**JOB**
Please output the records below in full, exactly as given, but without the images.

**ENTRIES SUPPLIED**
/---

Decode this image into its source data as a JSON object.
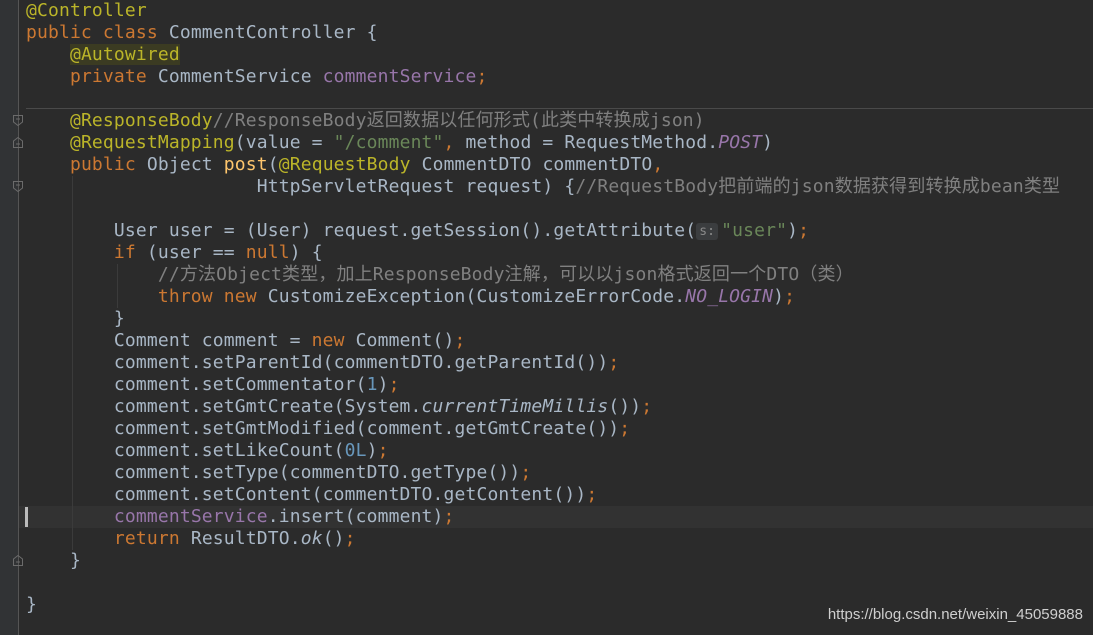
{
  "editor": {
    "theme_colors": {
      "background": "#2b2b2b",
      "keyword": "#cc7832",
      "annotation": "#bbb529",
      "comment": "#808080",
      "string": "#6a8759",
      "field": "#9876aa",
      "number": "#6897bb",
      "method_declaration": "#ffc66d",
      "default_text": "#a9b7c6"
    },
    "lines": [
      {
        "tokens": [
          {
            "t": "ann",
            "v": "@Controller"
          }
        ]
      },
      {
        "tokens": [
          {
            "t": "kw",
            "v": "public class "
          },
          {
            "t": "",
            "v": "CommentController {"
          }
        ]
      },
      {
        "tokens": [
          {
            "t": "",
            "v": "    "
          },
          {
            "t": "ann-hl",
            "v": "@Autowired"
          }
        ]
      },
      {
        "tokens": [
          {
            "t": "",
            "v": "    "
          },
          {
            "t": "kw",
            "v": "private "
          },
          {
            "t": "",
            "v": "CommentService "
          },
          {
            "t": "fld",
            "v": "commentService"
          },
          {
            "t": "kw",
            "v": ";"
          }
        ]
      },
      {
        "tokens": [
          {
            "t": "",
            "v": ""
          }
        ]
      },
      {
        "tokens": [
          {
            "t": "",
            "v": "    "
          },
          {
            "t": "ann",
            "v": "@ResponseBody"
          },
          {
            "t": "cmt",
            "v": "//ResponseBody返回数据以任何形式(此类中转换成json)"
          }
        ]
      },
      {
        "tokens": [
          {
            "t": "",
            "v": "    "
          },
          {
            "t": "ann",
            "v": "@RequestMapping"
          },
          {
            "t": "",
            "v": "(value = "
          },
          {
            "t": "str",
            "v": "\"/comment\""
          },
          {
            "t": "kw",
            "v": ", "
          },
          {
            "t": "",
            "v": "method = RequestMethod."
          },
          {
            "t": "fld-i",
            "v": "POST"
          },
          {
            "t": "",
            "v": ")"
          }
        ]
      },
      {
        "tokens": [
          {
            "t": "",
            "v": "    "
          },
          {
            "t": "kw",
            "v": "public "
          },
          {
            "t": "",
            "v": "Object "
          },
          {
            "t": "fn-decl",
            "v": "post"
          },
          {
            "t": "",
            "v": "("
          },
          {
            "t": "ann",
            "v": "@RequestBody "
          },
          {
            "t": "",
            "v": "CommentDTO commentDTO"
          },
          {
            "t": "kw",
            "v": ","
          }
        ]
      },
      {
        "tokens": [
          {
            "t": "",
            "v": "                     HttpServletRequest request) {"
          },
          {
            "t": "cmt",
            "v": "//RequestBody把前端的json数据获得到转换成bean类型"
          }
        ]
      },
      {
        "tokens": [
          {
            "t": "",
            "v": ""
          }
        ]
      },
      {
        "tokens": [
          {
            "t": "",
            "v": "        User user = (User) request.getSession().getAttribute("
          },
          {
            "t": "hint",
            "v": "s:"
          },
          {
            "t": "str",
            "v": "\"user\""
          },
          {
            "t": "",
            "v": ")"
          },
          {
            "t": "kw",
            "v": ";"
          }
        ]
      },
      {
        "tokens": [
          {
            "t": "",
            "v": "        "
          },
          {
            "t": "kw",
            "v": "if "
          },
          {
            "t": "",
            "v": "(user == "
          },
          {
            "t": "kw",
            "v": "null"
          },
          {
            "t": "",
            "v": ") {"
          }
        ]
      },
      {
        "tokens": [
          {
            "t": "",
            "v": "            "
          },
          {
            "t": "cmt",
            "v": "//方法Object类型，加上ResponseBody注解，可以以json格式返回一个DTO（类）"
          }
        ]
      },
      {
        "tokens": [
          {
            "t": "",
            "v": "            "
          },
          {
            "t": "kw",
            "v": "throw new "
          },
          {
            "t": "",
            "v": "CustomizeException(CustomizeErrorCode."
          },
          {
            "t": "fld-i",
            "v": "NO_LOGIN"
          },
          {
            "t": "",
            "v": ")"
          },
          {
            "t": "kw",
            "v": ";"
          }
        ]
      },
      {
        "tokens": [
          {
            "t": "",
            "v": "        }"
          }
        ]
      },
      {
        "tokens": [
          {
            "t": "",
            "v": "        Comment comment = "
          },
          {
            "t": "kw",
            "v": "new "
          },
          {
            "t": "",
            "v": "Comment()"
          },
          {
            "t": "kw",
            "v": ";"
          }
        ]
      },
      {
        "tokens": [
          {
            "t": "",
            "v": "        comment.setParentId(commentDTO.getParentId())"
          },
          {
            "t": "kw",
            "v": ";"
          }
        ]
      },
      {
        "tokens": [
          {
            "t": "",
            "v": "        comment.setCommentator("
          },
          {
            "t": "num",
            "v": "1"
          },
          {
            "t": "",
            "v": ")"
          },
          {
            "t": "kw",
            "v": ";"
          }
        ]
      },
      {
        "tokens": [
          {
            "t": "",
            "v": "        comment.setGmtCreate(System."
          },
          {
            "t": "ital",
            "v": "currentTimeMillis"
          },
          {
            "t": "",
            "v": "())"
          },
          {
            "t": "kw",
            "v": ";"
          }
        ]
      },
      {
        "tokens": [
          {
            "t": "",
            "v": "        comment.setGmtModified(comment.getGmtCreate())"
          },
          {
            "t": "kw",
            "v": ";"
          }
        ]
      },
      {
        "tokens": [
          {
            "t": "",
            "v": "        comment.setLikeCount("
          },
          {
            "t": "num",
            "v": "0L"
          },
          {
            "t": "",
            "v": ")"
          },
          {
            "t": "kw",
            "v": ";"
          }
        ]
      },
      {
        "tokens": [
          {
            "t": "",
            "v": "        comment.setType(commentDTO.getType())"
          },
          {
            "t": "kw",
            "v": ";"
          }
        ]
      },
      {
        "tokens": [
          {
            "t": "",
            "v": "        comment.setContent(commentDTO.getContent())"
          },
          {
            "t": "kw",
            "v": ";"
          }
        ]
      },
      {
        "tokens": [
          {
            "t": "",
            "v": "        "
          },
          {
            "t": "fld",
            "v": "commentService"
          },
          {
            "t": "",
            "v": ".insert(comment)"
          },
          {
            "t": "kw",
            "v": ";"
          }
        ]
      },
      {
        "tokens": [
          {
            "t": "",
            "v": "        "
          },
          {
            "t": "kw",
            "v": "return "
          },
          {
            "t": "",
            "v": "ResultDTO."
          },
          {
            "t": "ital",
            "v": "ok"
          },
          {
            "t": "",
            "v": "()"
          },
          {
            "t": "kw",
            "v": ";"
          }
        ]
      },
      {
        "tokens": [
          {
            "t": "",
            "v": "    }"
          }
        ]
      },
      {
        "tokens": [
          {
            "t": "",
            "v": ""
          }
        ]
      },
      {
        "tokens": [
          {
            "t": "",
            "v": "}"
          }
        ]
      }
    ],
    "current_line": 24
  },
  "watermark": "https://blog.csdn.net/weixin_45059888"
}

\---

**FULL OUTPUT**
Decode this image into its source data as a JSON object.
{
  "editor": {
    "theme_colors": {
      "background": "#2b2b2b",
      "keyword": "#cc7832",
      "annotation": "#bbb529",
      "comment": "#808080",
      "string": "#6a8759",
      "field": "#9876aa",
      "number": "#6897bb",
      "method_declaration": "#ffc66d",
      "default_text": "#a9b7c6"
    },
    "lines": [
      {
        "tokens": [
          {
            "t": "ann",
            "v": "@Controller"
          }
        ]
      },
      {
        "tokens": [
          {
            "t": "kw",
            "v": "public class "
          },
          {
            "t": "",
            "v": "CommentController {"
          }
        ]
      },
      {
        "tokens": [
          {
            "t": "",
            "v": "    "
          },
          {
            "t": "ann-hl",
            "v": "@Autowired"
          }
        ]
      },
      {
        "tokens": [
          {
            "t": "",
            "v": "    "
          },
          {
            "t": "kw",
            "v": "private "
          },
          {
            "t": "",
            "v": "CommentService "
          },
          {
            "t": "fld",
            "v": "commentService"
          },
          {
            "t": "kw",
            "v": ";"
          }
        ]
      },
      {
        "tokens": [
          {
            "t": "",
            "v": ""
          }
        ]
      },
      {
        "tokens": [
          {
            "t": "",
            "v": "    "
          },
          {
            "t": "ann",
            "v": "@ResponseBody"
          },
          {
            "t": "cmt",
            "v": "//ResponseBody返回数据以任何形式(此类中转换成json)"
          }
        ]
      },
      {
        "tokens": [
          {
            "t": "",
            "v": "    "
          },
          {
            "t": "ann",
            "v": "@RequestMapping"
          },
          {
            "t": "",
            "v": "(value = "
          },
          {
            "t": "str",
            "v": "\"/comment\""
          },
          {
            "t": "kw",
            "v": ", "
          },
          {
            "t": "",
            "v": "method = RequestMethod."
          },
          {
            "t": "fld-i",
            "v": "POST"
          },
          {
            "t": "",
            "v": ")"
          }
        ]
      },
      {
        "tokens": [
          {
            "t": "",
            "v": "    "
          },
          {
            "t": "kw",
            "v": "public "
          },
          {
            "t": "",
            "v": "Object "
          },
          {
            "t": "fn-decl",
            "v": "post"
          },
          {
            "t": "",
            "v": "("
          },
          {
            "t": "ann",
            "v": "@RequestBody "
          },
          {
            "t": "",
            "v": "CommentDTO commentDTO"
          },
          {
            "t": "kw",
            "v": ","
          }
        ]
      },
      {
        "tokens": [
          {
            "t": "",
            "v": "                     HttpServletRequest request) {"
          },
          {
            "t": "cmt",
            "v": "//RequestBody把前端的json数据获得到转换成bean类型"
          }
        ]
      },
      {
        "tokens": [
          {
            "t": "",
            "v": ""
          }
        ]
      },
      {
        "tokens": [
          {
            "t": "",
            "v": "        User user = (User) request.getSession().getAttribute("
          },
          {
            "t": "hint",
            "v": "s:"
          },
          {
            "t": "str",
            "v": "\"user\""
          },
          {
            "t": "",
            "v": ")"
          },
          {
            "t": "kw",
            "v": ";"
          }
        ]
      },
      {
        "tokens": [
          {
            "t": "",
            "v": "        "
          },
          {
            "t": "kw",
            "v": "if "
          },
          {
            "t": "",
            "v": "(user == "
          },
          {
            "t": "kw",
            "v": "null"
          },
          {
            "t": "",
            "v": ") {"
          }
        ]
      },
      {
        "tokens": [
          {
            "t": "",
            "v": "            "
          },
          {
            "t": "cmt",
            "v": "//方法Object类型，加上ResponseBody注解，可以以json格式返回一个DTO（类）"
          }
        ]
      },
      {
        "tokens": [
          {
            "t": "",
            "v": "            "
          },
          {
            "t": "kw",
            "v": "throw new "
          },
          {
            "t": "",
            "v": "CustomizeException(CustomizeErrorCode."
          },
          {
            "t": "fld-i",
            "v": "NO_LOGIN"
          },
          {
            "t": "",
            "v": ")"
          },
          {
            "t": "kw",
            "v": ";"
          }
        ]
      },
      {
        "tokens": [
          {
            "t": "",
            "v": "        }"
          }
        ]
      },
      {
        "tokens": [
          {
            "t": "",
            "v": "        Comment comment = "
          },
          {
            "t": "kw",
            "v": "new "
          },
          {
            "t": "",
            "v": "Comment()"
          },
          {
            "t": "kw",
            "v": ";"
          }
        ]
      },
      {
        "tokens": [
          {
            "t": "",
            "v": "        comment.setParentId(commentDTO.getParentId())"
          },
          {
            "t": "kw",
            "v": ";"
          }
        ]
      },
      {
        "tokens": [
          {
            "t": "",
            "v": "        comment.setCommentator("
          },
          {
            "t": "num",
            "v": "1"
          },
          {
            "t": "",
            "v": ")"
          },
          {
            "t": "kw",
            "v": ";"
          }
        ]
      },
      {
        "tokens": [
          {
            "t": "",
            "v": "        comment.setGmtCreate(System."
          },
          {
            "t": "ital",
            "v": "currentTimeMillis"
          },
          {
            "t": "",
            "v": "())"
          },
          {
            "t": "kw",
            "v": ";"
          }
        ]
      },
      {
        "tokens": [
          {
            "t": "",
            "v": "        comment.setGmtModified(comment.getGmtCreate())"
          },
          {
            "t": "kw",
            "v": ";"
          }
        ]
      },
      {
        "tokens": [
          {
            "t": "",
            "v": "        comment.setLikeCount("
          },
          {
            "t": "num",
            "v": "0L"
          },
          {
            "t": "",
            "v": ")"
          },
          {
            "t": "kw",
            "v": ";"
          }
        ]
      },
      {
        "tokens": [
          {
            "t": "",
            "v": "        comment.setType(commentDTO.getType())"
          },
          {
            "t": "kw",
            "v": ";"
          }
        ]
      },
      {
        "tokens": [
          {
            "t": "",
            "v": "        comment.setContent(commentDTO.getContent())"
          },
          {
            "t": "kw",
            "v": ";"
          }
        ]
      },
      {
        "tokens": [
          {
            "t": "",
            "v": "        "
          },
          {
            "t": "fld",
            "v": "commentService"
          },
          {
            "t": "",
            "v": ".insert(comment)"
          },
          {
            "t": "kw",
            "v": ";"
          }
        ]
      },
      {
        "tokens": [
          {
            "t": "",
            "v": "        "
          },
          {
            "t": "kw",
            "v": "return "
          },
          {
            "t": "",
            "v": "ResultDTO."
          },
          {
            "t": "ital",
            "v": "ok"
          },
          {
            "t": "",
            "v": "()"
          },
          {
            "t": "kw",
            "v": ";"
          }
        ]
      },
      {
        "tokens": [
          {
            "t": "",
            "v": "    }"
          }
        ]
      },
      {
        "tokens": [
          {
            "t": "",
            "v": ""
          }
        ]
      },
      {
        "tokens": [
          {
            "t": "",
            "v": "}"
          }
        ]
      }
    ],
    "current_line": 24
  },
  "watermark": "https://blog.csdn.net/weixin_45059888"
}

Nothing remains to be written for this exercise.